* **Aim**
Output every line exactly as written. Leave out pictures.
--- begin Input for this task ---
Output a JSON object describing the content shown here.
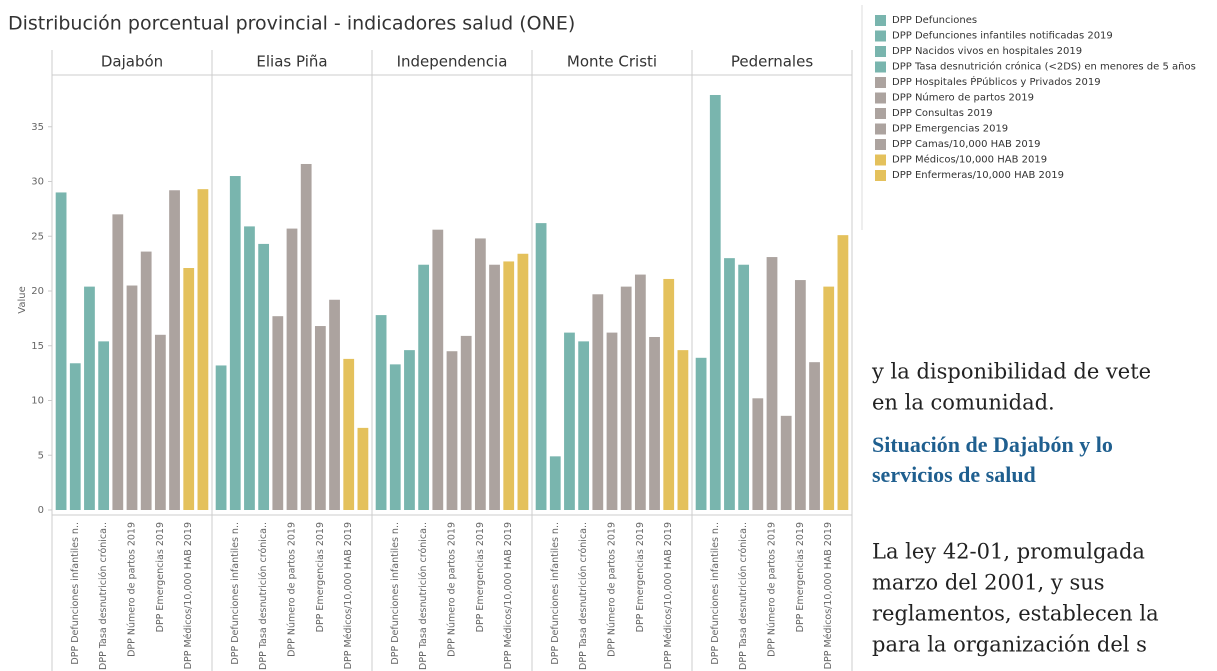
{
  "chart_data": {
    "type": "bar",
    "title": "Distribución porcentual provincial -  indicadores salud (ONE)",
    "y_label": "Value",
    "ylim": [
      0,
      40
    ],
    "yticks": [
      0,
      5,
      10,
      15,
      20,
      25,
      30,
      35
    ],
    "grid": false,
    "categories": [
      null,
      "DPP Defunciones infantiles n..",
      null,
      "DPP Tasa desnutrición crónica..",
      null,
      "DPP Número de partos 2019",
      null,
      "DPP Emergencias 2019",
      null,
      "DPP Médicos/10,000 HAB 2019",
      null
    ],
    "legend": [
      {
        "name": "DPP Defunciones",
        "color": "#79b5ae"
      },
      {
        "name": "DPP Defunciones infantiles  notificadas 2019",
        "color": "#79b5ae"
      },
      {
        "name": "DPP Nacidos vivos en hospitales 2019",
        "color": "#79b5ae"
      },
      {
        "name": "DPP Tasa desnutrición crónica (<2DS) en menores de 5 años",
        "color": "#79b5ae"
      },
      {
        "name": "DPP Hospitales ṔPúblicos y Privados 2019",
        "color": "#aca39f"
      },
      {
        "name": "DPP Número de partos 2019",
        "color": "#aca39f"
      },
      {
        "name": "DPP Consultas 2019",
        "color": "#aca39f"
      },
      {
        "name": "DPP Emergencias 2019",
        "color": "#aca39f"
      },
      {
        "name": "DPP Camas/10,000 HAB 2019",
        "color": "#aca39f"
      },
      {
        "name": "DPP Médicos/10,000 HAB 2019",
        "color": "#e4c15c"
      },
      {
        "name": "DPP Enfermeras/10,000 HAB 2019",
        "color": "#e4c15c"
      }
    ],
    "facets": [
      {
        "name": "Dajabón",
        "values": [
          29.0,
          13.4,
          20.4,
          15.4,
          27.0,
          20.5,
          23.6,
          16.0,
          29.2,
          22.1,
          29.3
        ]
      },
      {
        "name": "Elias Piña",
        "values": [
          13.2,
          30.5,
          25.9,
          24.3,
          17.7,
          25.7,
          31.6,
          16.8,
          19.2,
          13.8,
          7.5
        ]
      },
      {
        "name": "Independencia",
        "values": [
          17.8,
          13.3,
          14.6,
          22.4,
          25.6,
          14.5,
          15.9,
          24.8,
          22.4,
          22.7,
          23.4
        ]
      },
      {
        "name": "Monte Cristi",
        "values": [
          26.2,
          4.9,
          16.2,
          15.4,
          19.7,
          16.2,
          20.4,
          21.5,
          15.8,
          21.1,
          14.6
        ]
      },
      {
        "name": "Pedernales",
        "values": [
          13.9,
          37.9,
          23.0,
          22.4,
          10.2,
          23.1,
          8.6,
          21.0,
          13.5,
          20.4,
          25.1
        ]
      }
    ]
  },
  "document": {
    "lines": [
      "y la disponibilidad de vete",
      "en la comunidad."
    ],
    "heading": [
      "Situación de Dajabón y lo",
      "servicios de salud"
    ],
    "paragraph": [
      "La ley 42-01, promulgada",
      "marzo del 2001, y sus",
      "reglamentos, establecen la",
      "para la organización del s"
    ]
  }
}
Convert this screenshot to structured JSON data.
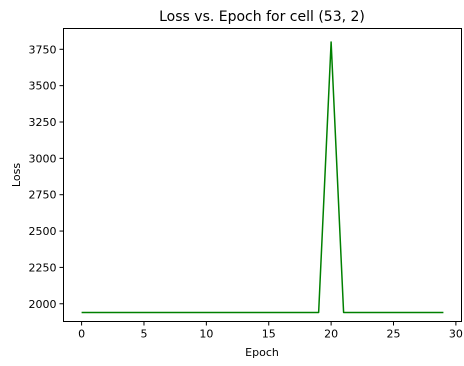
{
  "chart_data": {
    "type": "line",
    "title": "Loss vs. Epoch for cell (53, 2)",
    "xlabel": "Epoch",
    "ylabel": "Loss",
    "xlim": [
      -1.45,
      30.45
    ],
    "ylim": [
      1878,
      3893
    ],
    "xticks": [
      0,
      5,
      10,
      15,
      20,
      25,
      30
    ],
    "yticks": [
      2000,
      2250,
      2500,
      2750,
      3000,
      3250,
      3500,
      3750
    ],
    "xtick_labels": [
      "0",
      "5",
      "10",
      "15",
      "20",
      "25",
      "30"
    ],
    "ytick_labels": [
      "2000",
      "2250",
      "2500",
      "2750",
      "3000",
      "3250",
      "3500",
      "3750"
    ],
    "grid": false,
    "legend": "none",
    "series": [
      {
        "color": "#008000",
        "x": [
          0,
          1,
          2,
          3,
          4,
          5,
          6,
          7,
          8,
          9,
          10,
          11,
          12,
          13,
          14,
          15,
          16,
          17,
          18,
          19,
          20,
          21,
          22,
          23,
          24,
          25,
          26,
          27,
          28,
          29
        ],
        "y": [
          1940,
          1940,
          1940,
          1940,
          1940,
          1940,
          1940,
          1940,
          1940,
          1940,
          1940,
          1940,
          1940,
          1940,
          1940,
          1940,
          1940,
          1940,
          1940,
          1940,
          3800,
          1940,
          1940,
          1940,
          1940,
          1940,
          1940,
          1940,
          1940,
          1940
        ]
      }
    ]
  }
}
--- end Input for this task ---
* **Solution to the exercise**
Output a JSON object describing the content shown here.
{
  "chart_data": {
    "type": "bar",
    "title": "Distribución porcentual provincial -  indicadores salud (ONE)",
    "y_label": "Value",
    "ylim": [
      0,
      40
    ],
    "yticks": [
      0,
      5,
      10,
      15,
      20,
      25,
      30,
      35
    ],
    "grid": false,
    "categories": [
      null,
      "DPP Defunciones infantiles n..",
      null,
      "DPP Tasa desnutrición crónica..",
      null,
      "DPP Número de partos 2019",
      null,
      "DPP Emergencias 2019",
      null,
      "DPP Médicos/10,000 HAB 2019",
      null
    ],
    "legend": [
      {
        "name": "DPP Defunciones",
        "color": "#79b5ae"
      },
      {
        "name": "DPP Defunciones infantiles  notificadas 2019",
        "color": "#79b5ae"
      },
      {
        "name": "DPP Nacidos vivos en hospitales 2019",
        "color": "#79b5ae"
      },
      {
        "name": "DPP Tasa desnutrición crónica (<2DS) en menores de 5 años",
        "color": "#79b5ae"
      },
      {
        "name": "DPP Hospitales ṔPúblicos y Privados 2019",
        "color": "#aca39f"
      },
      {
        "name": "DPP Número de partos 2019",
        "color": "#aca39f"
      },
      {
        "name": "DPP Consultas 2019",
        "color": "#aca39f"
      },
      {
        "name": "DPP Emergencias 2019",
        "color": "#aca39f"
      },
      {
        "name": "DPP Camas/10,000 HAB 2019",
        "color": "#aca39f"
      },
      {
        "name": "DPP Médicos/10,000 HAB 2019",
        "color": "#e4c15c"
      },
      {
        "name": "DPP Enfermeras/10,000 HAB 2019",
        "color": "#e4c15c"
      }
    ],
    "facets": [
      {
        "name": "Dajabón",
        "values": [
          29.0,
          13.4,
          20.4,
          15.4,
          27.0,
          20.5,
          23.6,
          16.0,
          29.2,
          22.1,
          29.3
        ]
      },
      {
        "name": "Elias Piña",
        "values": [
          13.2,
          30.5,
          25.9,
          24.3,
          17.7,
          25.7,
          31.6,
          16.8,
          19.2,
          13.8,
          7.5
        ]
      },
      {
        "name": "Independencia",
        "values": [
          17.8,
          13.3,
          14.6,
          22.4,
          25.6,
          14.5,
          15.9,
          24.8,
          22.4,
          22.7,
          23.4
        ]
      },
      {
        "name": "Monte Cristi",
        "values": [
          26.2,
          4.9,
          16.2,
          15.4,
          19.7,
          16.2,
          20.4,
          21.5,
          15.8,
          21.1,
          14.6
        ]
      },
      {
        "name": "Pedernales",
        "values": [
          13.9,
          37.9,
          23.0,
          22.4,
          10.2,
          23.1,
          8.6,
          21.0,
          13.5,
          20.4,
          25.1
        ]
      }
    ]
  },
  "document": {
    "lines": [
      "y la disponibilidad de vete",
      "en la comunidad."
    ],
    "heading": [
      "Situación de Dajabón y lo",
      "servicios de salud"
    ],
    "paragraph": [
      "La ley 42-01, promulgada",
      "marzo del 2001, y sus",
      "reglamentos, establecen la",
      "para la organización del s"
    ]
  }
}
Convert this screenshot to structured JSON data.
{
  "chart_data": {
    "type": "line",
    "title": "Loss vs. Epoch for cell (53, 2)",
    "xlabel": "Epoch",
    "ylabel": "Loss",
    "xlim": [
      -1.45,
      30.45
    ],
    "ylim": [
      1878,
      3893
    ],
    "xticks": [
      0,
      5,
      10,
      15,
      20,
      25,
      30
    ],
    "yticks": [
      2000,
      2250,
      2500,
      2750,
      3000,
      3250,
      3500,
      3750
    ],
    "xtick_labels": [
      "0",
      "5",
      "10",
      "15",
      "20",
      "25",
      "30"
    ],
    "ytick_labels": [
      "2000",
      "2250",
      "2500",
      "2750",
      "3000",
      "3250",
      "3500",
      "3750"
    ],
    "grid": false,
    "legend": "none",
    "series": [
      {
        "color": "#008000",
        "x": [
          0,
          1,
          2,
          3,
          4,
          5,
          6,
          7,
          8,
          9,
          10,
          11,
          12,
          13,
          14,
          15,
          16,
          17,
          18,
          19,
          20,
          21,
          22,
          23,
          24,
          25,
          26,
          27,
          28,
          29
        ],
        "y": [
          1940,
          1940,
          1940,
          1940,
          1940,
          1940,
          1940,
          1940,
          1940,
          1940,
          1940,
          1940,
          1940,
          1940,
          1940,
          1940,
          1940,
          1940,
          1940,
          1940,
          3800,
          1940,
          1940,
          1940,
          1940,
          1940,
          1940,
          1940,
          1940,
          1940
        ]
      }
    ]
  }
}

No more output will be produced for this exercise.